Dataset excerpt
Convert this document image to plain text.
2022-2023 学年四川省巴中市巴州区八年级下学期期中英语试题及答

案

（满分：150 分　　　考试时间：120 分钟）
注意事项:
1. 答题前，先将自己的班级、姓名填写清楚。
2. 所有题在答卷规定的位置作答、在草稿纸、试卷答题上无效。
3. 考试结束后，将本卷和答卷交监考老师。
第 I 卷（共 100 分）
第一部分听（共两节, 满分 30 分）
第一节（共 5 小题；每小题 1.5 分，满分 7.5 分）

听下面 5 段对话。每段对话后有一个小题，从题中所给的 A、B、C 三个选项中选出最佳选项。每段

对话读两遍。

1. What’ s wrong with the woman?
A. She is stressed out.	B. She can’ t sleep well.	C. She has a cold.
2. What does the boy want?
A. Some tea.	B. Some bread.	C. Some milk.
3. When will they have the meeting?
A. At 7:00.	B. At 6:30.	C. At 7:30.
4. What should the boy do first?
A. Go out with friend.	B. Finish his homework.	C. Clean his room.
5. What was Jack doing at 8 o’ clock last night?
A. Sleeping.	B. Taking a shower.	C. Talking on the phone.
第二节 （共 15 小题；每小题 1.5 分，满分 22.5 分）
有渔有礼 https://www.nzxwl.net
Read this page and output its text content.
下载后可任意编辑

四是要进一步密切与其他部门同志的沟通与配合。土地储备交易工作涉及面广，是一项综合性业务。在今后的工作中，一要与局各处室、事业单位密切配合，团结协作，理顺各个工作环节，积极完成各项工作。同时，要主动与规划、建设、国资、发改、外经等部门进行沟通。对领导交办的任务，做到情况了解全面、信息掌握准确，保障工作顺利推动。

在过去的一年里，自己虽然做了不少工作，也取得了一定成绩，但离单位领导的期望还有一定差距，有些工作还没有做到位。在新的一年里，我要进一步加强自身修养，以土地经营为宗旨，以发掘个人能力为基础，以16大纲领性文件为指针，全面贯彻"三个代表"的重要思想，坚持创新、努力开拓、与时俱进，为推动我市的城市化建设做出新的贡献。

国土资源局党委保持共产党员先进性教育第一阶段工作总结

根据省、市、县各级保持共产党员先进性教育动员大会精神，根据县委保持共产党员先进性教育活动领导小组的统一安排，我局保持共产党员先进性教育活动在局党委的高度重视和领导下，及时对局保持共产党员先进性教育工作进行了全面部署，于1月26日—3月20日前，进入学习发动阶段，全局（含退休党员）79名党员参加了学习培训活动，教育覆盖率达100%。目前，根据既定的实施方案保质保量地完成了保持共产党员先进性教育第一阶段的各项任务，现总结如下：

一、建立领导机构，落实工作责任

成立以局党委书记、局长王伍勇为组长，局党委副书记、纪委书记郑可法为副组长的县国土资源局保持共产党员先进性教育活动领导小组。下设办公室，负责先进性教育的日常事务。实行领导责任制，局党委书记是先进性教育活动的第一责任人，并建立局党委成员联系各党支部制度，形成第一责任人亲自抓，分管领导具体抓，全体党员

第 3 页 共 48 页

*Prompt:*
Give every line of the material again, exactly as it reads.

*Answer:*
Convert this document image to plain text.
2022-2023 学年四川省巴中市巴州区八年级下学期期中英语试题及答

案

（满分：150 分　　　考试时间：120 分钟）
注意事项:
1. 答题前，先将自己的班级、姓名填写清楚。
2. 所有题在答卷规定的位置作答、在草稿纸、试卷答题上无效。
3. 考试结束后，将本卷和答卷交监考老师。
第 I 卷（共 100 分）
第一部分听（共两节, 满分 30 分）
第一节（共 5 小题；每小题 1.5 分，满分 7.5 分）

听下面 5 段对话。每段对话后有一个小题，从题中所给的 A、B、C 三个选项中选出最佳选项。每段

对话读两遍。

1. What’ s wrong with the woman?
A. She is stressed out.	B. She can’ t sleep well.	C. She has a cold.
2. What does the boy want?
A. Some tea.	B. Some bread.	C. Some milk.
3. When will they have the meeting?
A. At 7:00.	B. At 6:30.	C. At 7:30.
4. What should the boy do first?
A. Go out with friend.	B. Finish his homework.	C. Clean his room.
5. What was Jack doing at 8 o’ clock last night?
A. Sleeping.	B. Taking a shower.	C. Talking on the phone.
第二节 （共 15 小题；每小题 1.5 分，满分 22.5 分）
有渔有礼 https://www.nzxwl.net
Read this page and output its text content.
下载后可任意编辑

四是要进一步密切与其他部门同志的沟通与配合。土地储备交易工作涉及面广，是一项综合性业务。在今后的工作中，一要与局各处室、事业单位密切配合，团结协作，理顺各个工作环节，积极完成各项工作。同时，要主动与规划、建设、国资、发改、外经等部门进行沟通。对领导交办的任务，做到情况了解全面、信息掌握准确，保障工作顺利推动。

在过去的一年里，自己虽然做了不少工作，也取得了一定成绩，但离单位领导的期望还有一定差距，有些工作还没有做到位。在新的一年里，我要进一步加强自身修养，以土地经营为宗旨，以发掘个人能力为基础，以16大纲领性文件为指针，全面贯彻"三个代表"的重要思想，坚持创新、努力开拓、与时俱进，为推动我市的城市化建设做出新的贡献。

国土资源局党委保持共产党员先进性教育第一阶段工作总结

根据省、市、县各级保持共产党员先进性教育动员大会精神，根据县委保持共产党员先进性教育活动领导小组的统一安排，我局保持共产党员先进性教育活动在局党委的高度重视和领导下，及时对局保持共产党员先进性教育工作进行了全面部署，于1月26日—3月20日前，进入学习发动阶段，全局（含退休党员）79名党员参加了学习培训活动，教育覆盖率达100%。目前，根据既定的实施方案保质保量地完成了保持共产党员先进性教育第一阶段的各项任务，现总结如下：

一、建立领导机构，落实工作责任

成立以局党委书记、局长王伍勇为组长，局党委副书记、纪委书记郑可法为副组长的县国土资源局保持共产党员先进性教育活动领导小组。下设办公室，负责先进性教育的日常事务。实行领导责任制，局党委书记是先进性教育活动的第一责任人，并建立局党委成员联系各党支部制度，形成第一责任人亲自抓，分管领导具体抓，全体党员

第 3 页 共 48 页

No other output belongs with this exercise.